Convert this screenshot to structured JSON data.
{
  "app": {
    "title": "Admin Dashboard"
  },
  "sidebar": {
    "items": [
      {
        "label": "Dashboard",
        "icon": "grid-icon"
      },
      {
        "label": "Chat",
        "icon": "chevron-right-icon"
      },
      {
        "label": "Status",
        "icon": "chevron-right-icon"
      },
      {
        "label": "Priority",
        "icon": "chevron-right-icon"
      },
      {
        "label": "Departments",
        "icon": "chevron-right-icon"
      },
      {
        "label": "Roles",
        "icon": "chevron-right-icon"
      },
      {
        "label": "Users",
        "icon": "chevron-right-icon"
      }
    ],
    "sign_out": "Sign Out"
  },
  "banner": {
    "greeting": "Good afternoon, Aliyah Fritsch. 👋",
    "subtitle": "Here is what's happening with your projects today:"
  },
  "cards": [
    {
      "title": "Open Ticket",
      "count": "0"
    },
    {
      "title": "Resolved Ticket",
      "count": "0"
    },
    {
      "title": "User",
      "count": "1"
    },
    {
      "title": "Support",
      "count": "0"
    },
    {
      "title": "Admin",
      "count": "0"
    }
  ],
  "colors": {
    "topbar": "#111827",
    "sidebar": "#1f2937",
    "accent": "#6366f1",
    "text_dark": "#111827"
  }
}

....

[Given instruction] Each line of the listing should be copied exactly.

[Correct answer]
Convert this screenshot to structured JSON data.
{
  "app": {
    "title": "Admin Dashboard"
  },
  "sidebar": {
    "items": [
      {
        "label": "Dashboard",
        "icon": "grid-icon"
      },
      {
        "label": "Chat",
        "icon": "chevron-right-icon"
      },
      {
        "label": "Status",
        "icon": "chevron-right-icon"
      },
      {
        "label": "Priority",
        "icon": "chevron-right-icon"
      },
      {
        "label": "Departments",
        "icon": "chevron-right-icon"
      },
      {
        "label": "Roles",
        "icon": "chevron-right-icon"
      },
      {
        "label": "Users",
        "icon": "chevron-right-icon"
      }
    ],
    "sign_out": "Sign Out"
  },
  "banner": {
    "greeting": "Good afternoon, Aliyah Fritsch. 👋",
    "subtitle": "Here is what's happening with your projects today:"
  },
  "cards": [
    {
      "title": "Open Ticket",
      "count": "0"
    },
    {
      "title": "Resolved Ticket",
      "count": "0"
    },
    {
      "title": "User",
      "count": "1"
    },
    {
      "title": "Support",
      "count": "0"
    },
    {
      "title": "Admin",
      "count": "0"
    }
  ],
  "colors": {
    "topbar": "#111827",
    "sidebar": "#1f2937",
    "accent": "#6366f1",
    "text_dark": "#111827"
  }
}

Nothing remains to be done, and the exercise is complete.